* Work to complete: Quote the records beneath, complete and exact. Leave out images.

* Material provided:
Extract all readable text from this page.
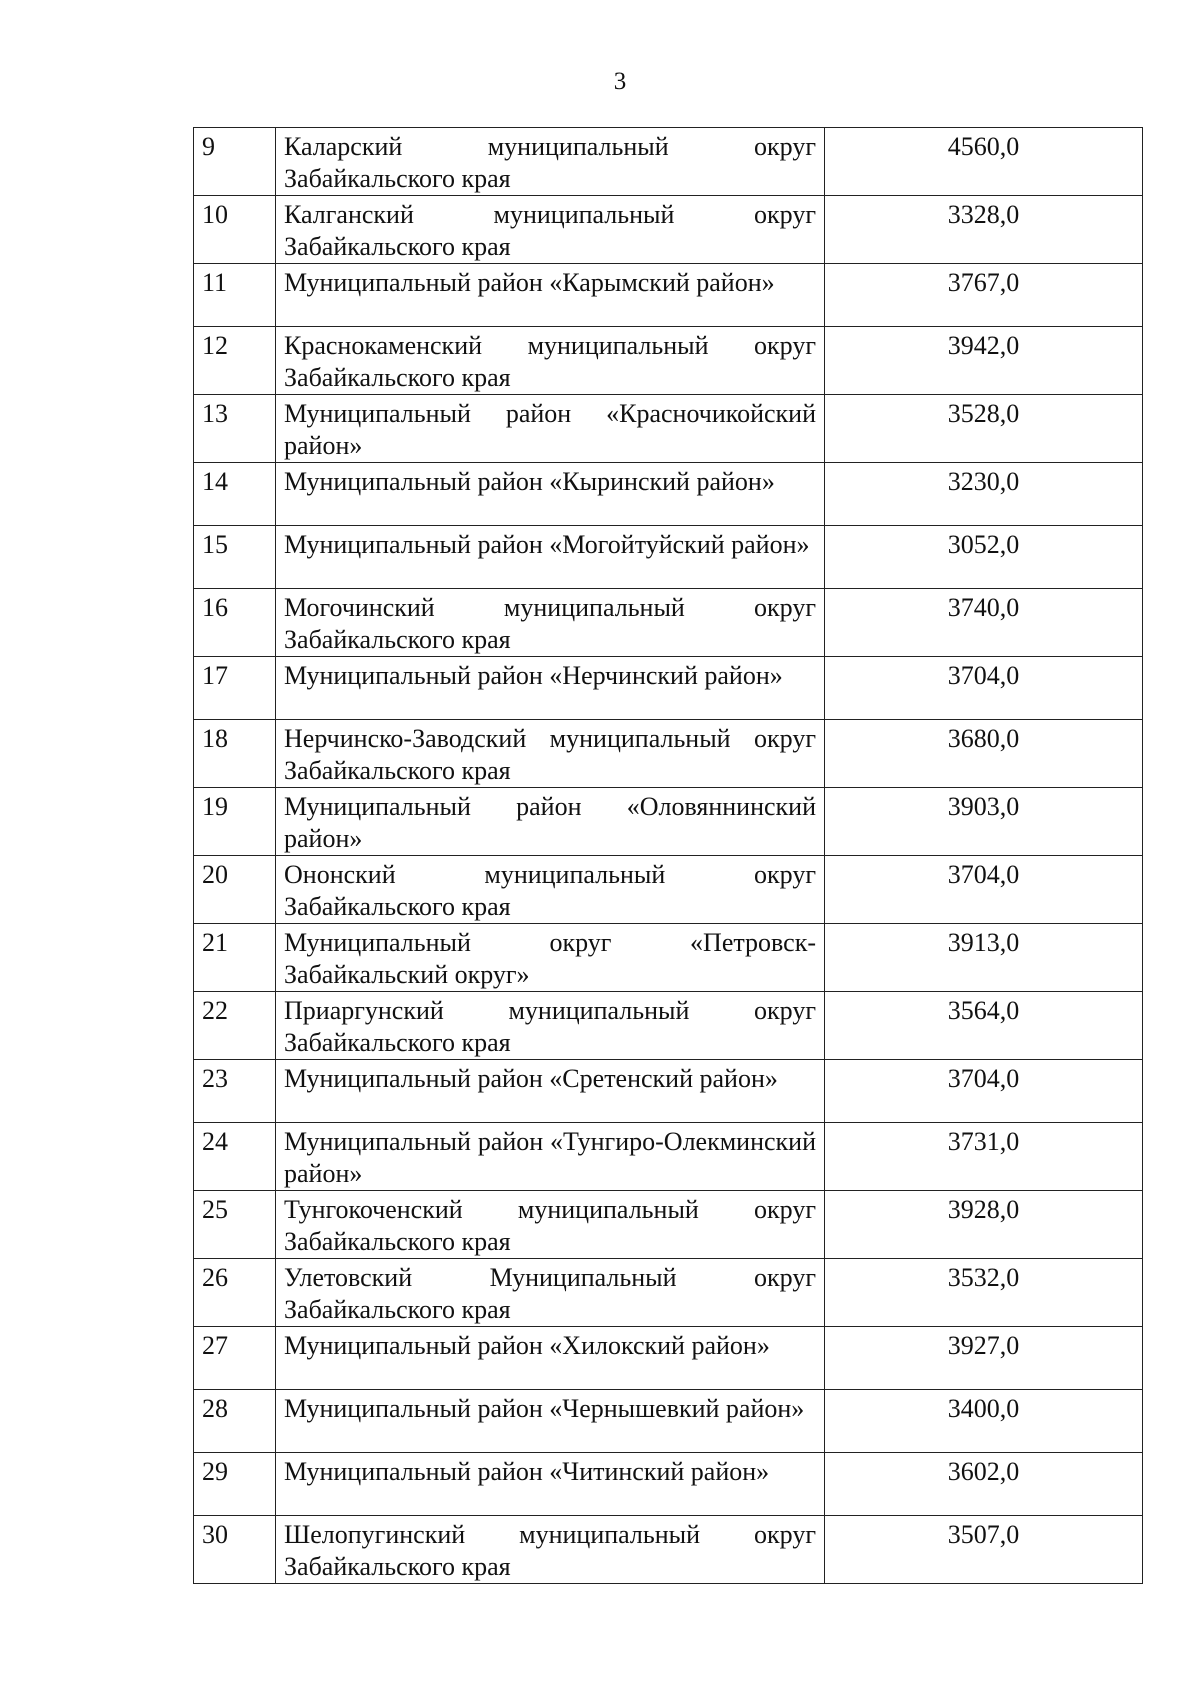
3
9	Каларский муниципальный округ Забайкальского края	4560,0
10	Калганский муниципальный округ Забайкальского края	3328,0
11	Муниципальный район «Карымский район»	3767,0
12	Краснокаменский муниципальный округ Забайкальского края	3942,0
13	Муниципальный район «Красночикойский район»	3528,0
14	Муниципальный район «Кыринский район»	3230,0
15	Муниципальный район «Могойтуйский район»	3052,0
16	Могочинский муниципальный округ Забайкальского края	3740,0
17	Муниципальный район «Нерчинский район»	3704,0
18	Нерчинско-Заводский муниципальный округ Забайкальского края	3680,0
19	Муниципальный район «Оловяннинский район»	3903,0
20	Ононский муниципальный округ Забайкальского края	3704,0
21	Муниципальный округ «Петровск-Забайкальский округ»	3913,0
22	Приаргунский муниципальный округ Забайкальского края	3564,0
23	Муниципальный район «Сретенский район»	3704,0
24	Муниципальный район «Тунгиро-Олекминский район»	3731,0
25	Тунгокоченский муниципальный округ Забайкальского края	3928,0
26	Улетовский Муниципальный округ Забайкальского края	3532,0
27	Муниципальный район «Хилокский район»	3927,0
28	Муниципальный район «Чернышевкий район»	3400,0
29	Муниципальный район «Читинский район»	3602,0
30	Шелопугинский муниципальный округ Забайкальского края	3507,0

* Task response:
Extract all readable text from this page.
3
9	Каларский муниципальный округ Забайкальского края	4560,0
10	Калганский муниципальный округ Забайкальского края	3328,0
11	Муниципальный район «Карымский район»	3767,0
12	Краснокаменский муниципальный округ Забайкальского края	3942,0
13	Муниципальный район «Красночикойский район»	3528,0
14	Муниципальный район «Кыринский район»	3230,0
15	Муниципальный район «Могойтуйский район»	3052,0
16	Могочинский муниципальный округ Забайкальского края	3740,0
17	Муниципальный район «Нерчинский район»	3704,0
18	Нерчинско-Заводский муниципальный округ Забайкальского края	3680,0
19	Муниципальный район «Оловяннинский район»	3903,0
20	Ононский муниципальный округ Забайкальского края	3704,0
21	Муниципальный округ «Петровск-Забайкальский округ»	3913,0
22	Приаргунский муниципальный округ Забайкальского края	3564,0
23	Муниципальный район «Сретенский район»	3704,0
24	Муниципальный район «Тунгиро-Олекминский район»	3731,0
25	Тунгокоченский муниципальный округ Забайкальского края	3928,0
26	Улетовский Муниципальный округ Забайкальского края	3532,0
27	Муниципальный район «Хилокский район»	3927,0
28	Муниципальный район «Чернышевкий район»	3400,0
29	Муниципальный район «Читинский район»	3602,0
30	Шелопугинский муниципальный округ Забайкальского края	3507,0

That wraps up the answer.